Task: Copy exactly the lines from the one containing "Convert this document image to plain text." through the last line of the records, both included, and nothing more.

Records to use:
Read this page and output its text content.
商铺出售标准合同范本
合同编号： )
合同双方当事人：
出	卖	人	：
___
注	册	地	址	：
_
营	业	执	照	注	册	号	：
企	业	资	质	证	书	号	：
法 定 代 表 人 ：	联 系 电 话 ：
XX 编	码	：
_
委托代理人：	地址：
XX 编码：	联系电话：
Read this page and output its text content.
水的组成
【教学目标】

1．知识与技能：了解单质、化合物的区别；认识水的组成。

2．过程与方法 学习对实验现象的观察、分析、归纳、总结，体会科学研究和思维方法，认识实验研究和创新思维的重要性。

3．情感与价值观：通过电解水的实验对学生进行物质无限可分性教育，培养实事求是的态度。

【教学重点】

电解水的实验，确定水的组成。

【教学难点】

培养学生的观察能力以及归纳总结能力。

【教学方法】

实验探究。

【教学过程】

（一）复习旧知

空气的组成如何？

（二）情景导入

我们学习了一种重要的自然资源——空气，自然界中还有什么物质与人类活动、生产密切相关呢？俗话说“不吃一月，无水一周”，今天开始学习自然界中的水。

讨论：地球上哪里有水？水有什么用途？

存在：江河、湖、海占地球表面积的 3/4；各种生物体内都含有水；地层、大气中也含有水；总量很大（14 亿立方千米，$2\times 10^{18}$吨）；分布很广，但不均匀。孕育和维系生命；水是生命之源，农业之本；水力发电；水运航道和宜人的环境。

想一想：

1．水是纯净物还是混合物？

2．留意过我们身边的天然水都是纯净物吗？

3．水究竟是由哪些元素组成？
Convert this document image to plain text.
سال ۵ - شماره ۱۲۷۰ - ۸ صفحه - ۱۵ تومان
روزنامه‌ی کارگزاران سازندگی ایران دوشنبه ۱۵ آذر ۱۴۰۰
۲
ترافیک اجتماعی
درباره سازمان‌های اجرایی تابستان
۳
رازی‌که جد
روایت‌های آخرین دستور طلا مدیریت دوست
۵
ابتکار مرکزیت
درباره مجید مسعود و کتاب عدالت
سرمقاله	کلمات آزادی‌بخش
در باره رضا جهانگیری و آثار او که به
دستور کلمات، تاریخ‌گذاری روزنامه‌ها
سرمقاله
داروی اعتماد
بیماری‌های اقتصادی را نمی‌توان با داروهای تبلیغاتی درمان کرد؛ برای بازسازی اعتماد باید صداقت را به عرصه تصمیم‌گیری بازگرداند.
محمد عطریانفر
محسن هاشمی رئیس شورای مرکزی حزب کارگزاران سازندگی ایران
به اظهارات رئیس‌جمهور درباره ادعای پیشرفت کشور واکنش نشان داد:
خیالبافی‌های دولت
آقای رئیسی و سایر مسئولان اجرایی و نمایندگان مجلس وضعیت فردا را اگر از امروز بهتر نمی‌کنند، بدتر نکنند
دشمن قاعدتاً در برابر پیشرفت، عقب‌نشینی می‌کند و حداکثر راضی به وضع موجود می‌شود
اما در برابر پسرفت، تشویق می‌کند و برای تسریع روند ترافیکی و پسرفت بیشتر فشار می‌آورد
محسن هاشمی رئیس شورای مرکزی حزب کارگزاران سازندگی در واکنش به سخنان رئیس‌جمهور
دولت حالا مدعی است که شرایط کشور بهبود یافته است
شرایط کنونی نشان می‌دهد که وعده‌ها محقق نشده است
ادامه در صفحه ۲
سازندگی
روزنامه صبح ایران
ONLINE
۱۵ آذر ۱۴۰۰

Exercise solution:
Convert this document image to plain text.
سال ۵ - شماره ۱۲۷۰ - ۸ صفحه - ۱۵ تومان
روزنامه‌ی کارگزاران سازندگی ایران دوشنبه ۱۵ آذر ۱۴۰۰
۲
ترافیک اجتماعی
درباره سازمان‌های اجرایی تابستان
۳
رازی‌که جد
روایت‌های آخرین دستور طلا مدیریت دوست
۵
ابتکار مرکزیت
درباره مجید مسعود و کتاب عدالت
سرمقاله	کلمات آزادی‌بخش
در باره رضا جهانگیری و آثار او که به
دستور کلمات، تاریخ‌گذاری روزنامه‌ها
سرمقاله
داروی اعتماد
بیماری‌های اقتصادی را نمی‌توان با داروهای تبلیغاتی درمان کرد؛ برای بازسازی اعتماد باید صداقت را به عرصه تصمیم‌گیری بازگرداند.
محمد عطریانفر
محسن هاشمی رئیس شورای مرکزی حزب کارگزاران سازندگی ایران
به اظهارات رئیس‌جمهور درباره ادعای پیشرفت کشور واکنش نشان داد:
خیالبافی‌های دولت
آقای رئیسی و سایر مسئولان اجرایی و نمایندگان مجلس وضعیت فردا را اگر از امروز بهتر نمی‌کنند، بدتر نکنند
دشمن قاعدتاً در برابر پیشرفت، عقب‌نشینی می‌کند و حداکثر راضی به وضع موجود می‌شود
اما در برابر پسرفت، تشویق می‌کند و برای تسریع روند ترافیکی و پسرفت بیشتر فشار می‌آورد
محسن هاشمی رئیس شورای مرکزی حزب کارگزاران سازندگی در واکنش به سخنان رئیس‌جمهور
دولت حالا مدعی است که شرایط کشور بهبود یافته است
شرایط کنونی نشان می‌دهد که وعده‌ها محقق نشده است
ادامه در صفحه ۲
سازندگی
روزنامه صبح ایران
ONLINE
۱۵ آذر ۱۴۰۰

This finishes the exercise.